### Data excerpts

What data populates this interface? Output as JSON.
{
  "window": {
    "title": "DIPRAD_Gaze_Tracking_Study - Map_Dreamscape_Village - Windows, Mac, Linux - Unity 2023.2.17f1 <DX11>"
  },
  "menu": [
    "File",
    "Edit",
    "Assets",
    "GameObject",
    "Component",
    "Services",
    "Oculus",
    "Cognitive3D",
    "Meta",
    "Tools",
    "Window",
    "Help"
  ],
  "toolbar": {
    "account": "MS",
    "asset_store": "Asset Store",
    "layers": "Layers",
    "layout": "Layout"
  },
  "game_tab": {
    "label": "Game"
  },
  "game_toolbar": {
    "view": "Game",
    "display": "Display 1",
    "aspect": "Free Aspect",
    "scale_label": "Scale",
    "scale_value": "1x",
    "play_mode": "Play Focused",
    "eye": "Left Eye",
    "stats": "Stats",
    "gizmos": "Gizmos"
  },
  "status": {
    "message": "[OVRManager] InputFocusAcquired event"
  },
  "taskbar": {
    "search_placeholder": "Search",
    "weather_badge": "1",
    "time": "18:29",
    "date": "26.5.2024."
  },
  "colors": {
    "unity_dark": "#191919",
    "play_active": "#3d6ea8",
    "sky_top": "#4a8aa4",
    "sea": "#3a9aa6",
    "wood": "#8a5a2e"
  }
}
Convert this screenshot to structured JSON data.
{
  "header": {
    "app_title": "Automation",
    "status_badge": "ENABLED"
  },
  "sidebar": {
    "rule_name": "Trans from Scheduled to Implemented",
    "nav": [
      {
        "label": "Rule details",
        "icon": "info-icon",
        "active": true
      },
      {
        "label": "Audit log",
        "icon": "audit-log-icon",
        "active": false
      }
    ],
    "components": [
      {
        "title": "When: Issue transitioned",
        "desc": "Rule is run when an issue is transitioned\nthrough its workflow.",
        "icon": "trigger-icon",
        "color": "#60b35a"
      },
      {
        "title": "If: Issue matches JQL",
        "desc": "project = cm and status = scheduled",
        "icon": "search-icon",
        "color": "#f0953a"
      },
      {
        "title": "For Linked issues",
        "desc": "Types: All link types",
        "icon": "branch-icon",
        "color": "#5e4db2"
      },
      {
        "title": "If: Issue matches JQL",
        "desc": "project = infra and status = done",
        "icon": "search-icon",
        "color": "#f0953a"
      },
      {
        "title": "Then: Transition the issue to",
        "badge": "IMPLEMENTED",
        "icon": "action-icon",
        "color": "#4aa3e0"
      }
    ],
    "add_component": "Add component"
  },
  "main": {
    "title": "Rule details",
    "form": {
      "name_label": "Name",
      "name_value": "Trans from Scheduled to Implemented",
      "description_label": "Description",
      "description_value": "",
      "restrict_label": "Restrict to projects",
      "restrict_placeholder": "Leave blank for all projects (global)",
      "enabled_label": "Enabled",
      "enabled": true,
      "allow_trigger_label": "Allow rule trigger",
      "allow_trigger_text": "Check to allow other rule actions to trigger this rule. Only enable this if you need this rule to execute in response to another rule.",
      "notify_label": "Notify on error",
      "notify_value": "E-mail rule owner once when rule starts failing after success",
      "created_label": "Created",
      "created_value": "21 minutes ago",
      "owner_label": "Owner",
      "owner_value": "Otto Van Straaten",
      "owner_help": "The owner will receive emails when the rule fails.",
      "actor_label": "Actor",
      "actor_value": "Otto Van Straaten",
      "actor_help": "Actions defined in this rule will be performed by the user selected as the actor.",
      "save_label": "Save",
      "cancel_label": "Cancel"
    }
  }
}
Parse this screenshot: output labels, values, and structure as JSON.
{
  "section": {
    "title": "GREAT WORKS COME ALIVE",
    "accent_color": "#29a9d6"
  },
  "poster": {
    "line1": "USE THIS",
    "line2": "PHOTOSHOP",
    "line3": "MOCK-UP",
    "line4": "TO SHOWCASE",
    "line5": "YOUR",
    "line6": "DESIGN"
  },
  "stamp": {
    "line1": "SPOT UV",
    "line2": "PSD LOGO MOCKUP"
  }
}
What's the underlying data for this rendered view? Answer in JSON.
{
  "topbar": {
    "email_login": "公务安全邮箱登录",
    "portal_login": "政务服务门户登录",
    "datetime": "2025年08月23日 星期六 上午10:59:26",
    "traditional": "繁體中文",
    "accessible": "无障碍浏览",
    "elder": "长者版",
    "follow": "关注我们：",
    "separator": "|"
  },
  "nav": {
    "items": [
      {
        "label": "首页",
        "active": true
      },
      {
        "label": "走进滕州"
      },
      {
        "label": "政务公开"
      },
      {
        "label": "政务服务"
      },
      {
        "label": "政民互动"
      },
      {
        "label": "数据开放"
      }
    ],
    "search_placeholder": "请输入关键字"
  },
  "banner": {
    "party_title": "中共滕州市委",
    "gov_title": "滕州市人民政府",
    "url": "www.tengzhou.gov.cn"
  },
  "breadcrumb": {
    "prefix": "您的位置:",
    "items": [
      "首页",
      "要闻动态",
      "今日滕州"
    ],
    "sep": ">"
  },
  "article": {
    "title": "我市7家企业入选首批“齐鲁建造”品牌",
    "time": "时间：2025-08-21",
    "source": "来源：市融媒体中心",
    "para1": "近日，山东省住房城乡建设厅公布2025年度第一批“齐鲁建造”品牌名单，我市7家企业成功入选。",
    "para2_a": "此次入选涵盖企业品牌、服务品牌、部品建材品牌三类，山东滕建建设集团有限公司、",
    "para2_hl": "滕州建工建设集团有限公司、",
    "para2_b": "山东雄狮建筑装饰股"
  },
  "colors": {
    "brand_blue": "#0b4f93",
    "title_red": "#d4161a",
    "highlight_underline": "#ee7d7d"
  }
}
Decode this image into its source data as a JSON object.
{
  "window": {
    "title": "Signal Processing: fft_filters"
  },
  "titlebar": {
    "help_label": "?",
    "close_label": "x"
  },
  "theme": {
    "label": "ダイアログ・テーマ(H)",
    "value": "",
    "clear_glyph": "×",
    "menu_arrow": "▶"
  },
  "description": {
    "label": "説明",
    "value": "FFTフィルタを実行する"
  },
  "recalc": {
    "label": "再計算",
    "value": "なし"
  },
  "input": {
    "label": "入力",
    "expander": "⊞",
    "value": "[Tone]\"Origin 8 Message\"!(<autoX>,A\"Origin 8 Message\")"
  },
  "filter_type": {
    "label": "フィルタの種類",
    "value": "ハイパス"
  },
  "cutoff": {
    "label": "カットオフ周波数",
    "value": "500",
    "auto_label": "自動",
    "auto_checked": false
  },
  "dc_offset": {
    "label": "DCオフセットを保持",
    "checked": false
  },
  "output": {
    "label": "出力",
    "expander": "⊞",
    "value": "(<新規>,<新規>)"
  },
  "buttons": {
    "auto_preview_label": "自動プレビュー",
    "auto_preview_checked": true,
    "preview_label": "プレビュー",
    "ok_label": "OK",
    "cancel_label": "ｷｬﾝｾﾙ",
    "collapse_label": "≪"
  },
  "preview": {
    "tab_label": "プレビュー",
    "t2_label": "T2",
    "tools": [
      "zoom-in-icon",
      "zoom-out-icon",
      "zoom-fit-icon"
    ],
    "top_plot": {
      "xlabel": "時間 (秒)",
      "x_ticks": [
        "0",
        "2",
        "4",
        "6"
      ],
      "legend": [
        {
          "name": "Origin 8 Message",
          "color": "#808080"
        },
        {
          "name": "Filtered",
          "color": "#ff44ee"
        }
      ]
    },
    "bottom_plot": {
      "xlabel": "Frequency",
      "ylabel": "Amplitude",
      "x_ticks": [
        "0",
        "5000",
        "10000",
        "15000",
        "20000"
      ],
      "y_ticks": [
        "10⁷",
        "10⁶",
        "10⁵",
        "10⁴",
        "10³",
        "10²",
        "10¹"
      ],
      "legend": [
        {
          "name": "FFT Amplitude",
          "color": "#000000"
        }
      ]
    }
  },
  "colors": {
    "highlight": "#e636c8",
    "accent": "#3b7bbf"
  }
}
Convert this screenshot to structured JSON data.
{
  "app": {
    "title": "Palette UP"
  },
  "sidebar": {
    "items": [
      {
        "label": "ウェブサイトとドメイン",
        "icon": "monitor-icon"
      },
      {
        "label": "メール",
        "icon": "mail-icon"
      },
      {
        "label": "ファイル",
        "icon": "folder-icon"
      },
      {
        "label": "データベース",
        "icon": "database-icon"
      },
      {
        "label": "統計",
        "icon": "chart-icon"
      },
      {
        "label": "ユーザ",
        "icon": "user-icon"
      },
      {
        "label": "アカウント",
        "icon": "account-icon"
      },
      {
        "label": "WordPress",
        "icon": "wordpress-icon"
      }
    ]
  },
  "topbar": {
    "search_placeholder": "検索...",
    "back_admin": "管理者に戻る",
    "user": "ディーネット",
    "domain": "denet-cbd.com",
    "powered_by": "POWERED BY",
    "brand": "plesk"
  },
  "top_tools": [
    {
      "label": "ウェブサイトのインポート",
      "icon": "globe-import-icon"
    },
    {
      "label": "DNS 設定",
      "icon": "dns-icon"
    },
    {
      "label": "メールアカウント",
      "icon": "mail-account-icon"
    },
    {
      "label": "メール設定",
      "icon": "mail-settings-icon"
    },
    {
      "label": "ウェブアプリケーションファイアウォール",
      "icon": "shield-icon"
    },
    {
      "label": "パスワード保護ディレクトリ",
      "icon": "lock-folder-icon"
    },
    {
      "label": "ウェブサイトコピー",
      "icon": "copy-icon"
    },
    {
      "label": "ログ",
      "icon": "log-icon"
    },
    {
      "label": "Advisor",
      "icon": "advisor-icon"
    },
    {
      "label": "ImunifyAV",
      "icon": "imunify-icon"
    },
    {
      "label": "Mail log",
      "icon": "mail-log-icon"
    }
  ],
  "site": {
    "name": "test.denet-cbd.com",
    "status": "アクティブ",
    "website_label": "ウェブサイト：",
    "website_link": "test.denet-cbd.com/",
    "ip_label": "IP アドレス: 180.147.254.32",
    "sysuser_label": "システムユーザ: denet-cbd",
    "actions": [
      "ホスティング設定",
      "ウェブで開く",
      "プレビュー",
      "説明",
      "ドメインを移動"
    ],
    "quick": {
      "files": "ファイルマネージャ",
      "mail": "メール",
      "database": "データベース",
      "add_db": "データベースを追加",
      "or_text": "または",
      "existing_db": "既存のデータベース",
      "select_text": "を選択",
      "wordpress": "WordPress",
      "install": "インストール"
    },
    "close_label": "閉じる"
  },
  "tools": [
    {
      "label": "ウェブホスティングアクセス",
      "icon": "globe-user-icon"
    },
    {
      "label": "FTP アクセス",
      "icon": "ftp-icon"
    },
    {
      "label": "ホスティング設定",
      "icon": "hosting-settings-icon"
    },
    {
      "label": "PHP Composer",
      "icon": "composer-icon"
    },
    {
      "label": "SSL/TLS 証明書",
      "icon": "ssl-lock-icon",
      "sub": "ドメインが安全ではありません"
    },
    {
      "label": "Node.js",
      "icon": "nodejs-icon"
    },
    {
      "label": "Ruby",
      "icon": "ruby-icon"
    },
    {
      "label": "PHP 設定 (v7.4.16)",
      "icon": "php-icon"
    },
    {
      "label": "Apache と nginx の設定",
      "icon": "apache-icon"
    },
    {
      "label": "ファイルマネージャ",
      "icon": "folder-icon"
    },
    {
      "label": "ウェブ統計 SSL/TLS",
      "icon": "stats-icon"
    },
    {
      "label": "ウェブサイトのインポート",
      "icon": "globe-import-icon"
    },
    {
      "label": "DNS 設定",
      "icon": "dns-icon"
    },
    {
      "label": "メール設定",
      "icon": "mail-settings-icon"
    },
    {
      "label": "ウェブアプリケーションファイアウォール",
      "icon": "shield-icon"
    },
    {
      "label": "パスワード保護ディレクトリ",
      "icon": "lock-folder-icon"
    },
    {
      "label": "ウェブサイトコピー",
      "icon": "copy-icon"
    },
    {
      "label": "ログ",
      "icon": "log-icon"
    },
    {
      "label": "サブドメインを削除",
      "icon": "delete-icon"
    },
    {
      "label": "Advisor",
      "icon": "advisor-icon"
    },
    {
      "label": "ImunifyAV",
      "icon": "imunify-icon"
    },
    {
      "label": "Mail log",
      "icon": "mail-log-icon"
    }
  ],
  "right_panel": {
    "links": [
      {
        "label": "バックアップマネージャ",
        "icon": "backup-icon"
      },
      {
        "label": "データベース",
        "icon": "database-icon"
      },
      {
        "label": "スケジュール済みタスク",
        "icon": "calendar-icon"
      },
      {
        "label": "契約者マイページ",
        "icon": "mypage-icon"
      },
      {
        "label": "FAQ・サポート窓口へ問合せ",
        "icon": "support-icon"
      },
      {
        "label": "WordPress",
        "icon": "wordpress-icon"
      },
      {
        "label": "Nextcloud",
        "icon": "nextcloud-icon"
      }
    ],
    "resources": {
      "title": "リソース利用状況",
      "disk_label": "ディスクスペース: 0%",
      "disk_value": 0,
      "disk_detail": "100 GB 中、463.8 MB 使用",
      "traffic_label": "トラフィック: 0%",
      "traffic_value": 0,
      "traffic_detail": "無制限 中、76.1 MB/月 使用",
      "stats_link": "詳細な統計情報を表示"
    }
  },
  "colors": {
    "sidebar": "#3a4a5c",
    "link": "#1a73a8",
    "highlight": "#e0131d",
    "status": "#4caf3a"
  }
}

### Stated exercise
Locate the lines above that contain "transitioned" and copy them.

### Reply
        "title": "When: Issue transitioned",
        "desc": "Rule is run when an issue is transitioned\nthrough its workflow.",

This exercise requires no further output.